TASK TO CARRY OUT: Can you transcribe the sewer system post from "Here’s a graphic" to "from the air."?

TEXT SEGMENT:
In closing an issue on SeeClickFix this week, I received some positive comments about my public service announcement on what to flush and what not to flush to help keep the sanitary system and treatment plant in good condition. This isn’t specific to Revelstoke, but is best practice for all sewer systems.
Here’s a graphic you can share, and here’s a link to the SeeClickFix conversation, and my longer comment – the text is below:
This is a long comment, but it has been a big issue for a large number of residents. We’re a month into the installation of the mixers at the sewer lagoon and the operation of the sewer odour control equipment, and the odours from the building are down to almost nothing, as the activated carbon filters do their job scrubbing the odour forming compounds from the air.

[Records from a data collection]
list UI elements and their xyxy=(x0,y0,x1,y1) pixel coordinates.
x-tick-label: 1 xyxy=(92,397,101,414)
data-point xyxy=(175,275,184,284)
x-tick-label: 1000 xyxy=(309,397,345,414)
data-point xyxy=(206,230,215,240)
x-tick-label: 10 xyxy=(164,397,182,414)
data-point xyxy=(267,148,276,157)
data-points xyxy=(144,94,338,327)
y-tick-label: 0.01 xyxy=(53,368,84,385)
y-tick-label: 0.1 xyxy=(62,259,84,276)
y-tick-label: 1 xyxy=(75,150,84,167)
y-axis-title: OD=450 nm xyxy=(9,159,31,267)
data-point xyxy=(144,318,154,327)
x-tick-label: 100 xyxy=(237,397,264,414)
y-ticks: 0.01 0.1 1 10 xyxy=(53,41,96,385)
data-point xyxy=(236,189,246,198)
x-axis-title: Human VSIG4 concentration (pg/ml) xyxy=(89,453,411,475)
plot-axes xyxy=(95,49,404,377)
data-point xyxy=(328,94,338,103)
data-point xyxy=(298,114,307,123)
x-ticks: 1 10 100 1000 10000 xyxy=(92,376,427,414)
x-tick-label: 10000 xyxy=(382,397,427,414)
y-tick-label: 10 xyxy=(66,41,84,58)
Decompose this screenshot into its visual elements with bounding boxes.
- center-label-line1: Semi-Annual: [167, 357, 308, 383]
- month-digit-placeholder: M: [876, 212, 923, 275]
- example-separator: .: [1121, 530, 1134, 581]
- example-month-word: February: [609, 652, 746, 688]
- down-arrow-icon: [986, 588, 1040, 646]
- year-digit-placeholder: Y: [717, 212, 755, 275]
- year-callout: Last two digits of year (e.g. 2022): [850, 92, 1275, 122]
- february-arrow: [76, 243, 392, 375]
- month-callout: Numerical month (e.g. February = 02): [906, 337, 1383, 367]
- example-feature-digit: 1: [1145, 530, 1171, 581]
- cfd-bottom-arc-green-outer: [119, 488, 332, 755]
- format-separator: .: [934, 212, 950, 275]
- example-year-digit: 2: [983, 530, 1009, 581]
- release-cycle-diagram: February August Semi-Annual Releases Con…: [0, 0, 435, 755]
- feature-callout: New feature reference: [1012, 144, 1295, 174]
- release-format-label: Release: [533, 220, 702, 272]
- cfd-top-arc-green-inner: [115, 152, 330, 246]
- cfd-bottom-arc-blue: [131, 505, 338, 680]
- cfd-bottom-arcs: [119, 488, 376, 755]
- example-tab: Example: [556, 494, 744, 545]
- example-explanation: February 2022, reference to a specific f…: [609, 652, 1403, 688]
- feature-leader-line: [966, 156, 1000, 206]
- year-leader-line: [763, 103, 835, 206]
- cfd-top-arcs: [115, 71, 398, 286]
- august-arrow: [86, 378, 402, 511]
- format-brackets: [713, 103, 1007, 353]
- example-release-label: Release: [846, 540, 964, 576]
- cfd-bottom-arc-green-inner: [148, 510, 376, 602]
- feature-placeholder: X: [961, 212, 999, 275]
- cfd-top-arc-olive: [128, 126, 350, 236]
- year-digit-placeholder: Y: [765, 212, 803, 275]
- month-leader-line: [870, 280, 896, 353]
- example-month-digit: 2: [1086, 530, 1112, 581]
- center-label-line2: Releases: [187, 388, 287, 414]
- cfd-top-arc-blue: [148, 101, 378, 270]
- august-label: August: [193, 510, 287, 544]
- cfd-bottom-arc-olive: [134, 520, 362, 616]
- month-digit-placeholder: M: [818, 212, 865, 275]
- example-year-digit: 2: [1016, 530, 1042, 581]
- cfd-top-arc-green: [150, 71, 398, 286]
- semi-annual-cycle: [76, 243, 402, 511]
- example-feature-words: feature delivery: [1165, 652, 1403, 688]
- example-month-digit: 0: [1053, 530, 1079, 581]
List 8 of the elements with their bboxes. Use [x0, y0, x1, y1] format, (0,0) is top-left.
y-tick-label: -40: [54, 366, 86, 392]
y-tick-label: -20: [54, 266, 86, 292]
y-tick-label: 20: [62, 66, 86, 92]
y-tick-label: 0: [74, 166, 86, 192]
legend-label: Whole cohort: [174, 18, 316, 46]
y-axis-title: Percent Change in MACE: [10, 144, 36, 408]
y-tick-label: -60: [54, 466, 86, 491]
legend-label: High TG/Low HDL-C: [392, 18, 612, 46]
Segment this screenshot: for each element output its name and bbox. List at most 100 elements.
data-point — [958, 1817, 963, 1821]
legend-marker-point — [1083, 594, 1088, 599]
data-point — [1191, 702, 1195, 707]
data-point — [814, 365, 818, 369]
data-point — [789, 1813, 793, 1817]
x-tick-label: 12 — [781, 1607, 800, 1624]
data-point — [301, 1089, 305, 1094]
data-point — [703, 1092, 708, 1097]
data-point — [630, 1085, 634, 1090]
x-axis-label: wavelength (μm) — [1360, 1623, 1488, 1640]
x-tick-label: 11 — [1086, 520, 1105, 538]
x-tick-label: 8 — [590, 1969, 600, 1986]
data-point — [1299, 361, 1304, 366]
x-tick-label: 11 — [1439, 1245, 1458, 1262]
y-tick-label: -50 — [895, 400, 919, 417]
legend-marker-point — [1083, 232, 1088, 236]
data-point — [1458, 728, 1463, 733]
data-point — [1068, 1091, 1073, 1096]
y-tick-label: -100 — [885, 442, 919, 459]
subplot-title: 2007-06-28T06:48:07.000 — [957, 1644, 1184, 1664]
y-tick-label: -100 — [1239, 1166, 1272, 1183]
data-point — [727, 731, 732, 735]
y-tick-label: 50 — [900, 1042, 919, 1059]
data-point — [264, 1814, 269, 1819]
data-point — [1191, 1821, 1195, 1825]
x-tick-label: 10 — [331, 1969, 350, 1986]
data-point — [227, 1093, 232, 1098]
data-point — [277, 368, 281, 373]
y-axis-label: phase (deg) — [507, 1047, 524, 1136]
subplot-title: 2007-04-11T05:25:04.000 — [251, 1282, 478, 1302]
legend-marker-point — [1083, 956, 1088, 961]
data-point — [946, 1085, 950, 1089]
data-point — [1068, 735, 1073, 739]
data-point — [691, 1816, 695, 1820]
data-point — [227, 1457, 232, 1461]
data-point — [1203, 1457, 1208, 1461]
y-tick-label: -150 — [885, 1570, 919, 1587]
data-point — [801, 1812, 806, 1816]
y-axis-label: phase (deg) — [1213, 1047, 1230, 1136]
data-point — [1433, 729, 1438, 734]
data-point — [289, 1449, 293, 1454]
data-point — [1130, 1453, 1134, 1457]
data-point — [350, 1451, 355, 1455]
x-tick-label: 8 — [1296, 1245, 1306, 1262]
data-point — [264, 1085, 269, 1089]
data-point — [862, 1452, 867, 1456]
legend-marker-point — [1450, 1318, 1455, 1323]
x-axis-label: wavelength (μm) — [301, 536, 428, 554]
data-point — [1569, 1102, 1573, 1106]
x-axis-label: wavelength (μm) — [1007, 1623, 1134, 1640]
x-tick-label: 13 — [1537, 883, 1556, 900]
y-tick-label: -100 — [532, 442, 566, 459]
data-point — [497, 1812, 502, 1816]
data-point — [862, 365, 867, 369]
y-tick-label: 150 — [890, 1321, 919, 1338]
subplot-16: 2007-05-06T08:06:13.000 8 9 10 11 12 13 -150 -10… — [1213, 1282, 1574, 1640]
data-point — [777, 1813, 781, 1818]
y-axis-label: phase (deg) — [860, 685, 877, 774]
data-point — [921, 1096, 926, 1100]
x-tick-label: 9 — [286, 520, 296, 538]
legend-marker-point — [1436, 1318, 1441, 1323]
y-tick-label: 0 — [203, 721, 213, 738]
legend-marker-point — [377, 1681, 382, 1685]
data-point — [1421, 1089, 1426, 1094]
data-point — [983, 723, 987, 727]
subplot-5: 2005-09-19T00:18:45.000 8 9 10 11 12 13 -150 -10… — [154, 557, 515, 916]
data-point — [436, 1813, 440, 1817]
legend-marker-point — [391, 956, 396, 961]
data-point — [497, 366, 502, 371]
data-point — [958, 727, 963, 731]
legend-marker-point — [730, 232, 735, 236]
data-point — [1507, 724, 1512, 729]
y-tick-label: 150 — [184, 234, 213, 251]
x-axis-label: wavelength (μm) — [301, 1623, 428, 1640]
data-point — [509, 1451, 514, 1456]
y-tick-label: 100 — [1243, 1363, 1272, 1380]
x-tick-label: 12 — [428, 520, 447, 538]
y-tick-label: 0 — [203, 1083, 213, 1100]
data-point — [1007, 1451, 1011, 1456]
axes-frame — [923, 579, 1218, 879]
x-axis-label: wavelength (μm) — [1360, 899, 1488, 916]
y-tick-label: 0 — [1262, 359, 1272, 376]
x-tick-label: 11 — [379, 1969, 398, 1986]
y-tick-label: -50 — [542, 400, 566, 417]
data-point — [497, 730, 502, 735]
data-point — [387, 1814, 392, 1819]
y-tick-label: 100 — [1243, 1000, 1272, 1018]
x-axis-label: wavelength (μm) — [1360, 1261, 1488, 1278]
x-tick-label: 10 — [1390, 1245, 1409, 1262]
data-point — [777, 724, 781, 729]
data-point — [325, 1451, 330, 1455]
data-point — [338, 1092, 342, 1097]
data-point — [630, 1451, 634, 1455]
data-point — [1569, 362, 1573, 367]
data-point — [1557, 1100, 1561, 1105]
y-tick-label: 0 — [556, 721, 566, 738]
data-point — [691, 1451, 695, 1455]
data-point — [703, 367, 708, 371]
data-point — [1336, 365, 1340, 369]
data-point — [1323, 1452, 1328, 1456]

FINISHED EXERCISE:
Here’s a graphic you can share, and here’s a link to the SeeClickFix conversation, and my longer comment – the text is below:
This is a long comment, but it has been a big issue for a large number of residents. We’re a month into the installation of the mixers at the sewer lagoon and the operation of the sewer odour control equipment, and the odours from the building are down to almost nothing, as the activated carbon filters do their job scrubbing the odour forming compounds from the air.